Stored dataset items
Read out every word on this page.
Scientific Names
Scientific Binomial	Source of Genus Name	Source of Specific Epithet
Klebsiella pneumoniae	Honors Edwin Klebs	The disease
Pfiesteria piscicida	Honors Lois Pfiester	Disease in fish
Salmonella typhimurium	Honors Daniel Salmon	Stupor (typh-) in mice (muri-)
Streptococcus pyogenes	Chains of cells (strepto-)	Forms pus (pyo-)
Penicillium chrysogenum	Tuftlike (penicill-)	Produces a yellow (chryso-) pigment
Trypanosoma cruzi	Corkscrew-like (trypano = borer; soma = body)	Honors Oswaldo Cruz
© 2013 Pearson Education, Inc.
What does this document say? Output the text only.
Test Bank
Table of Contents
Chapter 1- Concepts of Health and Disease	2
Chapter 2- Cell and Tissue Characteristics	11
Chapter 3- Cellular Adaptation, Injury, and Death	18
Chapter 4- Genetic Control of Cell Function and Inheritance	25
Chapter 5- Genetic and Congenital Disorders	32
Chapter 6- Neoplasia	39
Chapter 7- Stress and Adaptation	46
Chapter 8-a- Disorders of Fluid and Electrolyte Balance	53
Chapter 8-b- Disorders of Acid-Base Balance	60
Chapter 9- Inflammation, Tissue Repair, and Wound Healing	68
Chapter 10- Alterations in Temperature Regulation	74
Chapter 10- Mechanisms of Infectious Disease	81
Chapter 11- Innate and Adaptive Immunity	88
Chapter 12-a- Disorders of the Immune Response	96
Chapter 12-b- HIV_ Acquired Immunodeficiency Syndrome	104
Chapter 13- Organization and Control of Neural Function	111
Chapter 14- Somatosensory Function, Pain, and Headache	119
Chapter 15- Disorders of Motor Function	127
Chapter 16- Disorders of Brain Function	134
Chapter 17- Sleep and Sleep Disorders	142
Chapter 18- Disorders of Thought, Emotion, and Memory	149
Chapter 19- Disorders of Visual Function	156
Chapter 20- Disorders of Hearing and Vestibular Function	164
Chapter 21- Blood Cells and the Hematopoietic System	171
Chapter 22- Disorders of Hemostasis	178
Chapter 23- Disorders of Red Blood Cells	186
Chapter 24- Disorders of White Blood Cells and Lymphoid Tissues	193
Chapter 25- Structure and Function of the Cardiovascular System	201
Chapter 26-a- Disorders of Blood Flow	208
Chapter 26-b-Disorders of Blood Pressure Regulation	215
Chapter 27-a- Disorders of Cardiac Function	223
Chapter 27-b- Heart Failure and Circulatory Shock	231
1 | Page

• **Exercise**
Retype the data exactly as given.

• **Answer to the exercise**
Read out every word on this page.
Scientific Names
Scientific Binomial	Source of Genus Name	Source of Specific Epithet
Klebsiella pneumoniae	Honors Edwin Klebs	The disease
Pfiesteria piscicida	Honors Lois Pfiester	Disease in fish
Salmonella typhimurium	Honors Daniel Salmon	Stupor (typh-) in mice (muri-)
Streptococcus pyogenes	Chains of cells (strepto-)	Forms pus (pyo-)
Penicillium chrysogenum	Tuftlike (penicill-)	Produces a yellow (chryso-) pigment
Trypanosoma cruzi	Corkscrew-like (trypano = borer; soma = body)	Honors Oswaldo Cruz
© 2013 Pearson Education, Inc.
What does this document say? Output the text only.
Test Bank
Table of Contents
Chapter 1- Concepts of Health and Disease	2
Chapter 2- Cell and Tissue Characteristics	11
Chapter 3- Cellular Adaptation, Injury, and Death	18
Chapter 4- Genetic Control of Cell Function and Inheritance	25
Chapter 5- Genetic and Congenital Disorders	32
Chapter 6- Neoplasia	39
Chapter 7- Stress and Adaptation	46
Chapter 8-a- Disorders of Fluid and Electrolyte Balance	53
Chapter 8-b- Disorders of Acid-Base Balance	60
Chapter 9- Inflammation, Tissue Repair, and Wound Healing	68
Chapter 10- Alterations in Temperature Regulation	74
Chapter 10- Mechanisms of Infectious Disease	81
Chapter 11- Innate and Adaptive Immunity	88
Chapter 12-a- Disorders of the Immune Response	96
Chapter 12-b- HIV_ Acquired Immunodeficiency Syndrome	104
Chapter 13- Organization and Control of Neural Function	111
Chapter 14- Somatosensory Function, Pain, and Headache	119
Chapter 15- Disorders of Motor Function	127
Chapter 16- Disorders of Brain Function	134
Chapter 17- Sleep and Sleep Disorders	142
Chapter 18- Disorders of Thought, Emotion, and Memory	149
Chapter 19- Disorders of Visual Function	156
Chapter 20- Disorders of Hearing and Vestibular Function	164
Chapter 21- Blood Cells and the Hematopoietic System	171
Chapter 22- Disorders of Hemostasis	178
Chapter 23- Disorders of Red Blood Cells	186
Chapter 24- Disorders of White Blood Cells and Lymphoid Tissues	193
Chapter 25- Structure and Function of the Cardiovascular System	201
Chapter 26-a- Disorders of Blood Flow	208
Chapter 26-b-Disorders of Blood Pressure Regulation	215
Chapter 27-a- Disorders of Cardiac Function	223
Chapter 27-b- Heart Failure and Circulatory Shock	231
1 | Page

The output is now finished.